What to produce: Write out, unchanged, everything from the first of the lines below down to and including the line that contains "x-tick-label: 70.00%: [686, 418, 743, 431]", and nothing more.

— Start of Input records —

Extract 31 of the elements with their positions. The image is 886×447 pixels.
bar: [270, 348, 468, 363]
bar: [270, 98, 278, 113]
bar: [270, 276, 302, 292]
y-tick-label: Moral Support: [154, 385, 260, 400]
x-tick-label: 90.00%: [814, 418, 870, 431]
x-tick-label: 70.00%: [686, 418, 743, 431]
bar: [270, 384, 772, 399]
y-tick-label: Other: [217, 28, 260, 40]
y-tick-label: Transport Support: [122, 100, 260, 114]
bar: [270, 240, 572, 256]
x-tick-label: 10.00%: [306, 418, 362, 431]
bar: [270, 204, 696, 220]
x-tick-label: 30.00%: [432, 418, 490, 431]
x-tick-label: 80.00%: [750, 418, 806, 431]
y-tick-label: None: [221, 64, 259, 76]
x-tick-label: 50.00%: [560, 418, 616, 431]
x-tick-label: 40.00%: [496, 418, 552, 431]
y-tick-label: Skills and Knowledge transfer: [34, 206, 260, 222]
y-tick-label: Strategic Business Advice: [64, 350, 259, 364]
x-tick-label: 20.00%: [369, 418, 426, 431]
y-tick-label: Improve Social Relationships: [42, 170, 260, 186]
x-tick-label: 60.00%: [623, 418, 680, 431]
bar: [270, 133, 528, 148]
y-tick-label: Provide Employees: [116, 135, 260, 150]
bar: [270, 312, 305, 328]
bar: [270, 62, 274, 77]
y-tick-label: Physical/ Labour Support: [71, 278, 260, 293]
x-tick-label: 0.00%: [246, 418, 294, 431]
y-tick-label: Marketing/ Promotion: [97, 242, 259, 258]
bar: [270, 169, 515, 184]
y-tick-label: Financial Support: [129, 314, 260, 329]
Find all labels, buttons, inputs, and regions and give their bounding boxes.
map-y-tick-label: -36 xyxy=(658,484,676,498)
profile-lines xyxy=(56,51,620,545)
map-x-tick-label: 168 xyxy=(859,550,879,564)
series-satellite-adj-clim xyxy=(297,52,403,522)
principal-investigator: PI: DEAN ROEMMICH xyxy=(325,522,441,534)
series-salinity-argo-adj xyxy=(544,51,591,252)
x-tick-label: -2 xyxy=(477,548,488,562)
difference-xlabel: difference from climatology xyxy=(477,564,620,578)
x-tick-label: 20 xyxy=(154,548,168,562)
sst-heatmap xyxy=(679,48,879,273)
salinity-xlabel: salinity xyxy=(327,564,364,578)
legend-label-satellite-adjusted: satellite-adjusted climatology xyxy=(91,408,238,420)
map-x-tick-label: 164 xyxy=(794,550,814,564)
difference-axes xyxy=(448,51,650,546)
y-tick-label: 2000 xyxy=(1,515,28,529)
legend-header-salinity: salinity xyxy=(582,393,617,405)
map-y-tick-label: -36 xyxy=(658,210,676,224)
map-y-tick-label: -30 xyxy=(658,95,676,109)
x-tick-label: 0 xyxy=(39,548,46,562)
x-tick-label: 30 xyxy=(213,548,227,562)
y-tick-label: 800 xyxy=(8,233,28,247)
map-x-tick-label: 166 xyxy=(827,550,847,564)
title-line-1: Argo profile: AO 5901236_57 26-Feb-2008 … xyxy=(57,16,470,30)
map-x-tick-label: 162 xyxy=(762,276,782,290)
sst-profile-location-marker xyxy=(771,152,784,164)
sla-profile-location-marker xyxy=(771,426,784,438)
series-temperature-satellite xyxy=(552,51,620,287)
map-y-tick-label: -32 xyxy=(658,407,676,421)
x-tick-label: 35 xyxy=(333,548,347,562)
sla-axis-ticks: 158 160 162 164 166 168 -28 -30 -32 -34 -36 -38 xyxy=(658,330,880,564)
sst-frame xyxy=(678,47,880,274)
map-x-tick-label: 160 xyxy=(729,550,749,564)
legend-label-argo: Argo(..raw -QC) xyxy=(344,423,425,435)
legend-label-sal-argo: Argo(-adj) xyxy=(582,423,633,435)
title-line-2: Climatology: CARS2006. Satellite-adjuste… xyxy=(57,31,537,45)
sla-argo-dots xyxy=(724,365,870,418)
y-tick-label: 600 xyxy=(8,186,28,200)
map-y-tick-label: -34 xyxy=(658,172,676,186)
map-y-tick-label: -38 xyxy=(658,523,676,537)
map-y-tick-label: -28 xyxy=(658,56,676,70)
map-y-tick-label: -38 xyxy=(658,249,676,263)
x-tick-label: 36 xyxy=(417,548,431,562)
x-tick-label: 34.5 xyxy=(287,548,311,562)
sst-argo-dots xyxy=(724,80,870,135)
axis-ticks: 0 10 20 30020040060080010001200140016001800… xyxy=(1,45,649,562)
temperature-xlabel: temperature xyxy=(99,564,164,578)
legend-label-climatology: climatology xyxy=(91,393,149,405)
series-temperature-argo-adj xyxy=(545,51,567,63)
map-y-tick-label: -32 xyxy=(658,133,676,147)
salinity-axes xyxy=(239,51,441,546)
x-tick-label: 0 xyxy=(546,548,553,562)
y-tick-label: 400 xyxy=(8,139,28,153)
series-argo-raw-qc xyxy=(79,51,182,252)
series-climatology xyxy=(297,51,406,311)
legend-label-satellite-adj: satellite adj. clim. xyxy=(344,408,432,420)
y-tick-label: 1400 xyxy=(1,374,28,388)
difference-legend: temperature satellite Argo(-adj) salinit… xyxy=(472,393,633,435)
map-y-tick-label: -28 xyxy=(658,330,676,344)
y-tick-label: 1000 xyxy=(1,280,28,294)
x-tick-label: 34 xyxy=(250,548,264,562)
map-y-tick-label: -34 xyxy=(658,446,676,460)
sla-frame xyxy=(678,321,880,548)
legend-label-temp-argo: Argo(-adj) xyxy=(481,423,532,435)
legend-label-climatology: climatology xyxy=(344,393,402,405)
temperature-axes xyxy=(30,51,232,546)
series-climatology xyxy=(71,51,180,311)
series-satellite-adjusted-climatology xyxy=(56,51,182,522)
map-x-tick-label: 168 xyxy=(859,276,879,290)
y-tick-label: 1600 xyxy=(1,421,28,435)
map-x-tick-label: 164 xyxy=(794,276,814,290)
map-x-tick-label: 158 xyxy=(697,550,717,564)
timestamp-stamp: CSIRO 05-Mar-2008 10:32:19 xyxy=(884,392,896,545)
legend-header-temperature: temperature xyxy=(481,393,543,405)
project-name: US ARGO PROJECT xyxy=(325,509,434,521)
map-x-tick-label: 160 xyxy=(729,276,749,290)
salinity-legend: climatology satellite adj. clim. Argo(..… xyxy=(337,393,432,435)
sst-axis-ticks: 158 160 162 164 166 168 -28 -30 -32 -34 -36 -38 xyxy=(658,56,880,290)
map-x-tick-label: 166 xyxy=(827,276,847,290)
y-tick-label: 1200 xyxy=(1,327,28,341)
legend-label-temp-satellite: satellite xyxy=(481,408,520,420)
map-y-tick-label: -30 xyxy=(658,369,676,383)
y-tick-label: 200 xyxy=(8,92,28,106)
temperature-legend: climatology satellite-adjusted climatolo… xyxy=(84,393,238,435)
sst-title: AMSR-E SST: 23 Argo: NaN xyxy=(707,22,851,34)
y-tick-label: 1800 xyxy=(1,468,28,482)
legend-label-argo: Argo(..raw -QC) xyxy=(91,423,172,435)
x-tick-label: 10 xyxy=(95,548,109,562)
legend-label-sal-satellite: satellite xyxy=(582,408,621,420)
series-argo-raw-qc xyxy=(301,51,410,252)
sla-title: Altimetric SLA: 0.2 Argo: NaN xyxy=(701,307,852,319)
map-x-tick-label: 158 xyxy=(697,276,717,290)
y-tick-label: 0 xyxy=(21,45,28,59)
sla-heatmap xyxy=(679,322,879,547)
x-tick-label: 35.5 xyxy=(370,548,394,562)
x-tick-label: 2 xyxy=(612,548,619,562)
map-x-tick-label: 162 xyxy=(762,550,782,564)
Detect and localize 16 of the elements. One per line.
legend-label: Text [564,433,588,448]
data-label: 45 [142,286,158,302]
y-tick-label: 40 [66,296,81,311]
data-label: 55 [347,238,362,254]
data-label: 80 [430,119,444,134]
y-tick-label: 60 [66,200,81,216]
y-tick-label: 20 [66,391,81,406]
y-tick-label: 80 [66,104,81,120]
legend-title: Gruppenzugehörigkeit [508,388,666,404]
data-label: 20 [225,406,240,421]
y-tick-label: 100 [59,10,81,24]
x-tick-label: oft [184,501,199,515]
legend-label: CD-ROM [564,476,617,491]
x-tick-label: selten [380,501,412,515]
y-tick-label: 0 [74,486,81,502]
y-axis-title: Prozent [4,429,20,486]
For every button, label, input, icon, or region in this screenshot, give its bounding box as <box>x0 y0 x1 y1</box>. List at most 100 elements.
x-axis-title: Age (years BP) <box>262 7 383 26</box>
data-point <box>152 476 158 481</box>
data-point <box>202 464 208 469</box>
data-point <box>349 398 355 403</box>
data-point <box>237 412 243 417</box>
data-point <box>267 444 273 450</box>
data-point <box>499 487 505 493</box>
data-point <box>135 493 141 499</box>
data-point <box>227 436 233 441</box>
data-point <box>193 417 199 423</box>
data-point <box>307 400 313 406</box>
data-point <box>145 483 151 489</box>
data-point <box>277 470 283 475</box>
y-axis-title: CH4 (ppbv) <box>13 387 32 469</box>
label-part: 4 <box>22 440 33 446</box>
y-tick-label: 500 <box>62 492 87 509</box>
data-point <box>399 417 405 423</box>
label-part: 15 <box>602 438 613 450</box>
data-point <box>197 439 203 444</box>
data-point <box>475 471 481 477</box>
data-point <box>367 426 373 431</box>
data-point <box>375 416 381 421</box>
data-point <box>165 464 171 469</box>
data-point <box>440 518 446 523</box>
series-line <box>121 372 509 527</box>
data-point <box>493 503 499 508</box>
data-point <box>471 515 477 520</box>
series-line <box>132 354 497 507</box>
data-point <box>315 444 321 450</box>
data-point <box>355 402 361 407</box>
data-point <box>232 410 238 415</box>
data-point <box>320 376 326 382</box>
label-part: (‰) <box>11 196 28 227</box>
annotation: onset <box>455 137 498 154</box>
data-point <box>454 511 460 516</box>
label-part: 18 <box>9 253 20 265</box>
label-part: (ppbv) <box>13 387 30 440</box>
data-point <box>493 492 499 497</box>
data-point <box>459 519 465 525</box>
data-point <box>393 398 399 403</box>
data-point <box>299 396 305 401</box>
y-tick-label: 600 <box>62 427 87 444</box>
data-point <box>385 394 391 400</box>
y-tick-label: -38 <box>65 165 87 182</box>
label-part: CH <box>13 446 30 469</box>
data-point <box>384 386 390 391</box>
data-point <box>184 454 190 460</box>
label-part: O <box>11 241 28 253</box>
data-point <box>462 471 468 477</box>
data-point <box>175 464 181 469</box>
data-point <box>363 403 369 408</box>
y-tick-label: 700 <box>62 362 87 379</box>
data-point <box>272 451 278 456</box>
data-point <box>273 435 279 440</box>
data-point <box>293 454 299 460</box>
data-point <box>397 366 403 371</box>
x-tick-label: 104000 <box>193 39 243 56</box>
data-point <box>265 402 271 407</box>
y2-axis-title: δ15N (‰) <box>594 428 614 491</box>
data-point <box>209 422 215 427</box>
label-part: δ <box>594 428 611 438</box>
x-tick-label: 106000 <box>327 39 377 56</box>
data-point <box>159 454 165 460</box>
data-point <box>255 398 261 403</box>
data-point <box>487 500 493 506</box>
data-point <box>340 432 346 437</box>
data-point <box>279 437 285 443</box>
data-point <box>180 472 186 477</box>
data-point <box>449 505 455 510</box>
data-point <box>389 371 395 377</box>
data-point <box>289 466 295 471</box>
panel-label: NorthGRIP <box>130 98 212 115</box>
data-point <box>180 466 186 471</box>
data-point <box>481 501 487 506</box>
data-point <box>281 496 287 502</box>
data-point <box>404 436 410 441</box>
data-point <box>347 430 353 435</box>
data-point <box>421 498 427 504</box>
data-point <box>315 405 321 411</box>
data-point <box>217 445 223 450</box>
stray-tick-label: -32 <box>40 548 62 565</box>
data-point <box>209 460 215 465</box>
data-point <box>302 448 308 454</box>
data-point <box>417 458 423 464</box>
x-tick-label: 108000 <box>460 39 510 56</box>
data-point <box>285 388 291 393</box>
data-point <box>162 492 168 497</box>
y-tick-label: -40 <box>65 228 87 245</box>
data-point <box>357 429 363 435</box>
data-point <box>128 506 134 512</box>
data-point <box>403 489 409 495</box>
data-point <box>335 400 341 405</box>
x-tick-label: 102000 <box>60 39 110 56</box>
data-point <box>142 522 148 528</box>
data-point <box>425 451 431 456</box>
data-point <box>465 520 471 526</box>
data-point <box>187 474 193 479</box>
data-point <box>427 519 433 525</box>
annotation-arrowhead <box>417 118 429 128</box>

— End of Input records —

Task answer:
Extract 31 of the elements with their positions. The image is 886×447 pixels.
bar: [270, 348, 468, 363]
bar: [270, 98, 278, 113]
bar: [270, 276, 302, 292]
y-tick-label: Moral Support: [154, 385, 260, 400]
x-tick-label: 90.00%: [814, 418, 870, 431]
x-tick-label: 70.00%: [686, 418, 743, 431]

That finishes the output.